• _What the task requires_
Reproduce verbatim the rows starting at the first row and ending at the row that contains "58, 406, 68]", with both of those rows included.

• _Record set_
╔══
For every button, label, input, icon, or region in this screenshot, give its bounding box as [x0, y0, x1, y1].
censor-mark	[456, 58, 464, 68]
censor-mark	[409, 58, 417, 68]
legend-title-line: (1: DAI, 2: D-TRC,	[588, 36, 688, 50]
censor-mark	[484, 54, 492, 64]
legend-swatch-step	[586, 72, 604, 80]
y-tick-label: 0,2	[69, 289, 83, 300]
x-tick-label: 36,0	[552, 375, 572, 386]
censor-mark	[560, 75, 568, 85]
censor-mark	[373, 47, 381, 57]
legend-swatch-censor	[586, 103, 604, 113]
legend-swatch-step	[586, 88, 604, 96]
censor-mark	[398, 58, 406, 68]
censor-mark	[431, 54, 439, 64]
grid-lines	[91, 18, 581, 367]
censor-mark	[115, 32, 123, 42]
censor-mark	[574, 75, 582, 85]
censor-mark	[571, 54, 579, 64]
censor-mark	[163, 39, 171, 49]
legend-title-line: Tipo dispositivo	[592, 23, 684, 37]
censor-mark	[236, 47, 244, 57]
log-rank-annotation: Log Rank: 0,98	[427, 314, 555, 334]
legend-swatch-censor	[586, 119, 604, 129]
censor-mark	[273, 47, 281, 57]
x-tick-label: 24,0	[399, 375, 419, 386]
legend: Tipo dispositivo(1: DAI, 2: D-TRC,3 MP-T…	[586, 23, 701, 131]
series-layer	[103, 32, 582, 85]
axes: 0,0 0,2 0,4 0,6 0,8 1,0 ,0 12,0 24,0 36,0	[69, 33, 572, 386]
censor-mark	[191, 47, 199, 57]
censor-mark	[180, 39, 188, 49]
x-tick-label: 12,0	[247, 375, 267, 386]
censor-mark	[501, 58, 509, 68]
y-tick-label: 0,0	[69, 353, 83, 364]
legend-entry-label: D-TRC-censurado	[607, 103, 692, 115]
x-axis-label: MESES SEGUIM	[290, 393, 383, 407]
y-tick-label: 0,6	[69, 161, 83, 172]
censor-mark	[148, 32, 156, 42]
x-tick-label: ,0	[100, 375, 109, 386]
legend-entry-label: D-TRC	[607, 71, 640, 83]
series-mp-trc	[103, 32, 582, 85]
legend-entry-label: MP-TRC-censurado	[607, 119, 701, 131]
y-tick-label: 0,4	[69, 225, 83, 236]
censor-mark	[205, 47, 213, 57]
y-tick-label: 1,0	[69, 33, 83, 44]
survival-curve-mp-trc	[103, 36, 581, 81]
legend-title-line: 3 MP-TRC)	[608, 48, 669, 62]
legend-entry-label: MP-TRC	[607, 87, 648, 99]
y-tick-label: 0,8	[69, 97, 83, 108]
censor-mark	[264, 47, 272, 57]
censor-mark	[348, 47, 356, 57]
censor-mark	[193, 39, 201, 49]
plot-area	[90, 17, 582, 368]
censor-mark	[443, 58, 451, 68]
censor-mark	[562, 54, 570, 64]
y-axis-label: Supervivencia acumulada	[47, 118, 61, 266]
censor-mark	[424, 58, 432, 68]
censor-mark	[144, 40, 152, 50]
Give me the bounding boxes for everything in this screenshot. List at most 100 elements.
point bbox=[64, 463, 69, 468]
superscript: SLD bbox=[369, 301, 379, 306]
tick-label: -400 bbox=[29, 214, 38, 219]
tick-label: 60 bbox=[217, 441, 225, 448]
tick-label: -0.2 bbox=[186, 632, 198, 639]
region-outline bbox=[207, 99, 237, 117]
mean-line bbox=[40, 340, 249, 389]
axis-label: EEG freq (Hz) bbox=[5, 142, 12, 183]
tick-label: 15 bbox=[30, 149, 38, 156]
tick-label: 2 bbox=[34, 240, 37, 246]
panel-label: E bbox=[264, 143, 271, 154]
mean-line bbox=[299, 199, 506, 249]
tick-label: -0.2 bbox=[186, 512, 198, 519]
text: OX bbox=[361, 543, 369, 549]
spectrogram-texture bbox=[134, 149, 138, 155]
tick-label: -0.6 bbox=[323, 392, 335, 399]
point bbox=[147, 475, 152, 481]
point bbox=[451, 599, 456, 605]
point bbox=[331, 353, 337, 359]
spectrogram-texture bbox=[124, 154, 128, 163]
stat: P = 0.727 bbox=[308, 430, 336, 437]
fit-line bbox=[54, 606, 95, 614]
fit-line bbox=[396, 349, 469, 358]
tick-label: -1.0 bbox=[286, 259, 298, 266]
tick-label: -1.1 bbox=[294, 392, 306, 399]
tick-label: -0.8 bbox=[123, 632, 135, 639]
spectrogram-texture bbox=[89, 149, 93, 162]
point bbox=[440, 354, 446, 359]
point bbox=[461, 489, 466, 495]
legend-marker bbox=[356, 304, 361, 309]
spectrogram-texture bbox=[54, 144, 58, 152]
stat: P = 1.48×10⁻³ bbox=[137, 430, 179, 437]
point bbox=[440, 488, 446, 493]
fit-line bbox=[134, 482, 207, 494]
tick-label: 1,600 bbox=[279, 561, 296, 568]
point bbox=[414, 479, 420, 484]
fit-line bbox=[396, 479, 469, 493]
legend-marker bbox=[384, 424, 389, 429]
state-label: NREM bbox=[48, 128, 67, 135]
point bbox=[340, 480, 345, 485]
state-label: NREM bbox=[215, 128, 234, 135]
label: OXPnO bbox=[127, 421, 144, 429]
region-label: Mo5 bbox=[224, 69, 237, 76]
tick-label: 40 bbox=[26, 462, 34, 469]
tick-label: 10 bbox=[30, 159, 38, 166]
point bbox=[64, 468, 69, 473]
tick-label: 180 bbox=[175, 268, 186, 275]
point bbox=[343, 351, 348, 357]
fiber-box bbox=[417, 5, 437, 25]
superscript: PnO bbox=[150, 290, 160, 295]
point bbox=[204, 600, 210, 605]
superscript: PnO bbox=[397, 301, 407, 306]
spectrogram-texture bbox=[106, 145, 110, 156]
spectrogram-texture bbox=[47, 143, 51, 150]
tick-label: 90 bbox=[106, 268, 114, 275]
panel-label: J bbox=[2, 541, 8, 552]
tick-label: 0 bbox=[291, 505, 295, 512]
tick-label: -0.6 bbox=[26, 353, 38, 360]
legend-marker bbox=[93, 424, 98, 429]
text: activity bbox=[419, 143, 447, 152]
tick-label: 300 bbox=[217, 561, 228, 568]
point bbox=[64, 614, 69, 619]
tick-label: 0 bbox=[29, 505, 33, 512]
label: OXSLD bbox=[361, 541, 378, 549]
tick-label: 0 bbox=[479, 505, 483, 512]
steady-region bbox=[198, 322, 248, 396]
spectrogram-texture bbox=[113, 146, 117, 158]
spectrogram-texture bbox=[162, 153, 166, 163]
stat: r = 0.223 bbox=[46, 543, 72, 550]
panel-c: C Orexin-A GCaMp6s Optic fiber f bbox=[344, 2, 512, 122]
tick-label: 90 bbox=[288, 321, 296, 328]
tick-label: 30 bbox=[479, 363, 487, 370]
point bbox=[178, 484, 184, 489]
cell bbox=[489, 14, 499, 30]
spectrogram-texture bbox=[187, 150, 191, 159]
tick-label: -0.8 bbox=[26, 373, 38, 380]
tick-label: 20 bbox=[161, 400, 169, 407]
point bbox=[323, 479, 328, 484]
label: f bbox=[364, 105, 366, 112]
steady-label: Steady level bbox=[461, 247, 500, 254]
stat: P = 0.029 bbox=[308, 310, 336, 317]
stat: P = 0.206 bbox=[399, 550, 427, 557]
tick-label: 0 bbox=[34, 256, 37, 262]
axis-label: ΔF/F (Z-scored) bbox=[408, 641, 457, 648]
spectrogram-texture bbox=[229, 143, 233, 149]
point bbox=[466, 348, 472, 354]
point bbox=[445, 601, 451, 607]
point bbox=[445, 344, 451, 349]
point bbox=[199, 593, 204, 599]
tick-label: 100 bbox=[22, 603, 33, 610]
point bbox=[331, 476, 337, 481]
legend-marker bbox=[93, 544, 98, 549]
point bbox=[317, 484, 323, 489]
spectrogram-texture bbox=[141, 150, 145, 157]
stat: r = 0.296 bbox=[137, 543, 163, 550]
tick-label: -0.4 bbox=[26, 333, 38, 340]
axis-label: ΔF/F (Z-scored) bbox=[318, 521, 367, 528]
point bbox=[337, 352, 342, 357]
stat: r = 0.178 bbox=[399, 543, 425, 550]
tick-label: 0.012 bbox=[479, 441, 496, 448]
╚══
• _Solution to the exercise_
For every button, label, input, icon, or region in this screenshot, give its bounding box as [x0, y0, x1, y1].
censor-mark	[456, 58, 464, 68]
censor-mark	[409, 58, 417, 68]
legend-title-line: (1: DAI, 2: D-TRC,	[588, 36, 688, 50]
censor-mark	[484, 54, 492, 64]
legend-swatch-step	[586, 72, 604, 80]
y-tick-label: 0,2	[69, 289, 83, 300]
x-tick-label: 36,0	[552, 375, 572, 386]
censor-mark	[560, 75, 568, 85]
censor-mark	[373, 47, 381, 57]
legend-swatch-censor	[586, 103, 604, 113]
legend-swatch-step	[586, 88, 604, 96]
censor-mark	[398, 58, 406, 68]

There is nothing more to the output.